[Opening Information provided section]

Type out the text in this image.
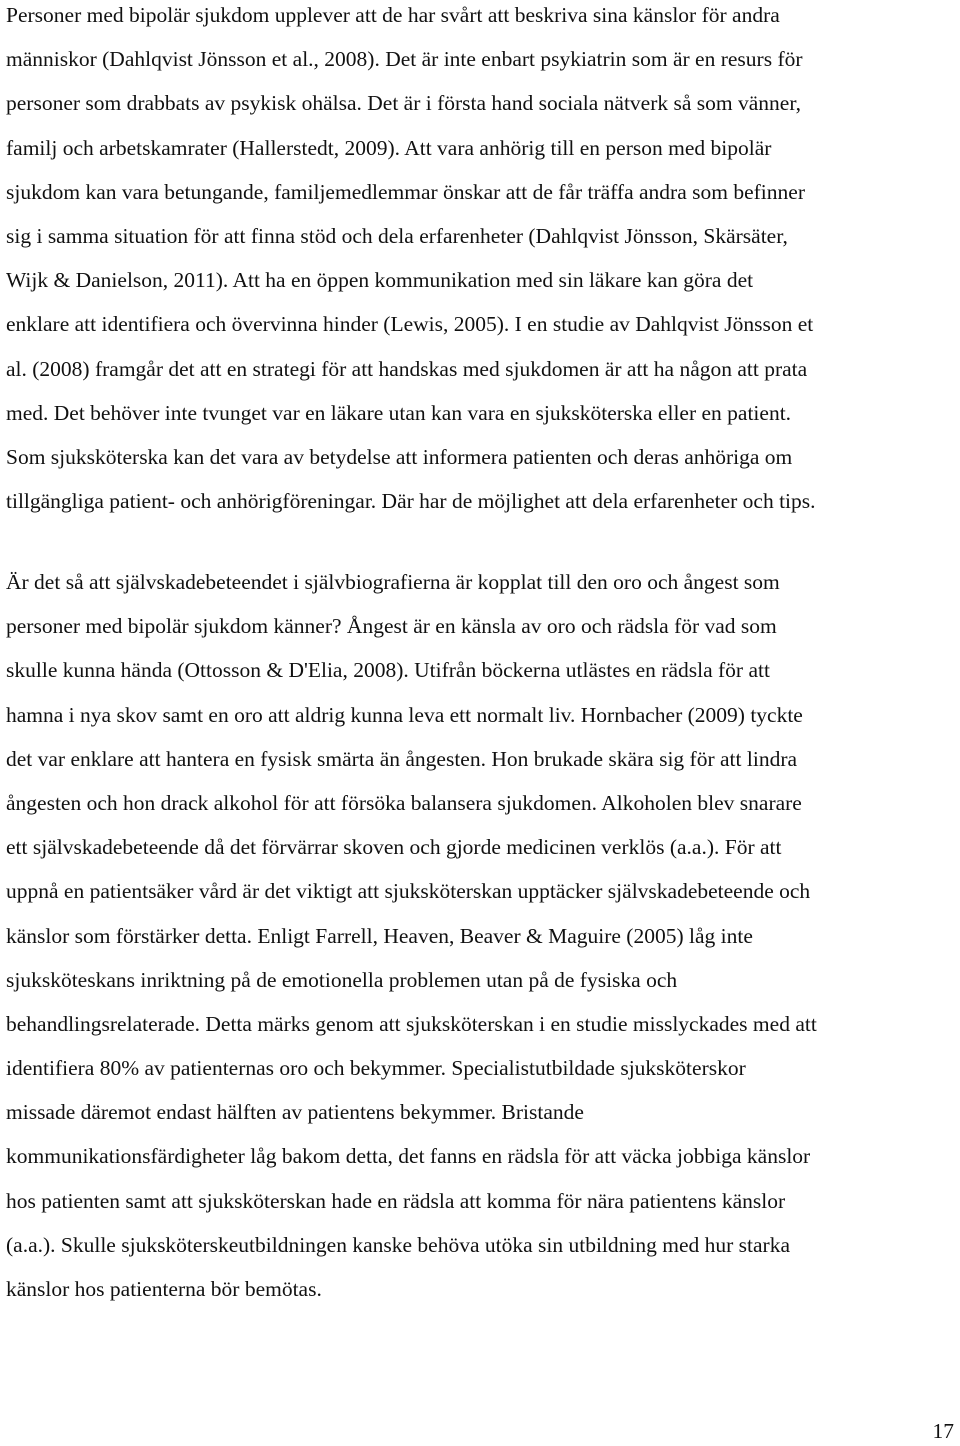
Personer med bipolär sjukdom upplever att de har svårt att beskriva sina känslor för andra
människor (Dahlqvist Jönsson et al., 2008). Det är inte enbart psykiatrin som är en resurs för
personer som drabbats av psykisk ohälsa. Det är i första hand sociala nätverk så som vänner,
familj och arbetskamrater (Hallerstedt, 2009). Att vara anhörig till en person med bipolär
sjukdom kan vara betungande, familjemedlemmar önskar att de får träffa andra som befinner
sig i samma situation för att finna stöd och dela erfarenheter (Dahlqvist Jönsson, Skärsäter,
Wijk & Danielson, 2011). Att ha en öppen kommunikation med sin läkare kan göra det
enklare att identifiera och övervinna hinder (Lewis, 2005). I en studie av Dahlqvist Jönsson et
al. (2008) framgår det att en strategi för att handskas med sjukdomen är att ha någon att prata
med. Det behöver inte tvunget var en läkare utan kan vara en sjuksköterska eller en patient.
Som sjuksköterska kan det vara av betydelse att informera patienten och deras anhöriga om
tillgängliga patient- och anhörigföreningar. Där har de möjlighet att dela erfarenheter och tips.
Är det så att självskadebeteendet i självbiografierna är kopplat till den oro och ångest som
personer med bipolär sjukdom känner? Ångest är en känsla av oro och rädsla för vad som
skulle kunna hända (Ottosson & D'Elia, 2008). Utifrån böckerna utlästes en rädsla för att
hamna i nya skov samt en oro att aldrig kunna leva ett normalt liv. Hornbacher (2009) tyckte
det var enklare att hantera en fysisk smärta än ångesten. Hon brukade skära sig för att lindra
ångesten och hon drack alkohol för att försöka balansera sjukdomen. Alkoholen blev snarare
ett självskadebeteende då det förvärrar skoven och gjorde medicinen verklös (a.a.). För att
uppnå en patientsäker vård är det viktigt att sjuksköterskan upptäcker självskadebeteende och
känslor som förstärker detta. Enligt Farrell, Heaven, Beaver & Maguire (2005) låg inte
sjuksköteskans inriktning på de emotionella problemen utan på de fysiska och
behandlingsrelaterade. Detta märks genom att sjuksköterskan i en studie misslyckades med att
identifiera 80% av patienternas oro och bekymmer. Specialistutbildade sjuksköterskor
missade däremot endast hälften av patientens bekymmer. Bristande
kommunikationsfärdigheter låg bakom detta, det fanns en rädsla för att väcka jobbiga känslor
hos patienten samt att sjuksköterskan hade en rädsla att komma för nära patientens känslor
(a.a.). Skulle sjuksköterskeutbildningen kanske behöva utöka sin utbildning med hur starka
känslor hos patienterna bör bemötas.
17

[Closing Information provided section]

# What needs to be done:
Retype all entries above verbatim; no pictures belong in the copy.

# Task output:
Type out the text in this image.
Personer med bipolär sjukdom upplever att de har svårt att beskriva sina känslor för andra
människor (Dahlqvist Jönsson et al., 2008). Det är inte enbart psykiatrin som är en resurs för
personer som drabbats av psykisk ohälsa. Det är i första hand sociala nätverk så som vänner,
familj och arbetskamrater (Hallerstedt, 2009). Att vara anhörig till en person med bipolär
sjukdom kan vara betungande, familjemedlemmar önskar att de får träffa andra som befinner
sig i samma situation för att finna stöd och dela erfarenheter (Dahlqvist Jönsson, Skärsäter,
Wijk & Danielson, 2011). Att ha en öppen kommunikation med sin läkare kan göra det
enklare att identifiera och övervinna hinder (Lewis, 2005). I en studie av Dahlqvist Jönsson et
al. (2008) framgår det att en strategi för att handskas med sjukdomen är att ha någon att prata
med. Det behöver inte tvunget var en läkare utan kan vara en sjuksköterska eller en patient.
Som sjuksköterska kan det vara av betydelse att informera patienten och deras anhöriga om
tillgängliga patient- och anhörigföreningar. Där har de möjlighet att dela erfarenheter och tips.
Är det så att självskadebeteendet i självbiografierna är kopplat till den oro och ångest som
personer med bipolär sjukdom känner? Ångest är en känsla av oro och rädsla för vad som
skulle kunna hända (Ottosson & D'Elia, 2008). Utifrån böckerna utlästes en rädsla för att
hamna i nya skov samt en oro att aldrig kunna leva ett normalt liv. Hornbacher (2009) tyckte
det var enklare att hantera en fysisk smärta än ångesten. Hon brukade skära sig för att lindra
ångesten och hon drack alkohol för att försöka balansera sjukdomen. Alkoholen blev snarare
ett självskadebeteende då det förvärrar skoven och gjorde medicinen verklös (a.a.). För att
uppnå en patientsäker vård är det viktigt att sjuksköterskan upptäcker självskadebeteende och
känslor som förstärker detta. Enligt Farrell, Heaven, Beaver & Maguire (2005) låg inte
sjuksköteskans inriktning på de emotionella problemen utan på de fysiska och
behandlingsrelaterade. Detta märks genom att sjuksköterskan i en studie misslyckades med att
identifiera 80% av patienternas oro och bekymmer. Specialistutbildade sjuksköterskor
missade däremot endast hälften av patientens bekymmer. Bristande
kommunikationsfärdigheter låg bakom detta, det fanns en rädsla för att väcka jobbiga känslor
hos patienten samt att sjuksköterskan hade en rädsla att komma för nära patientens känslor
(a.a.). Skulle sjuksköterskeutbildningen kanske behöva utöka sin utbildning med hur starka
känslor hos patienterna bör bemötas.
17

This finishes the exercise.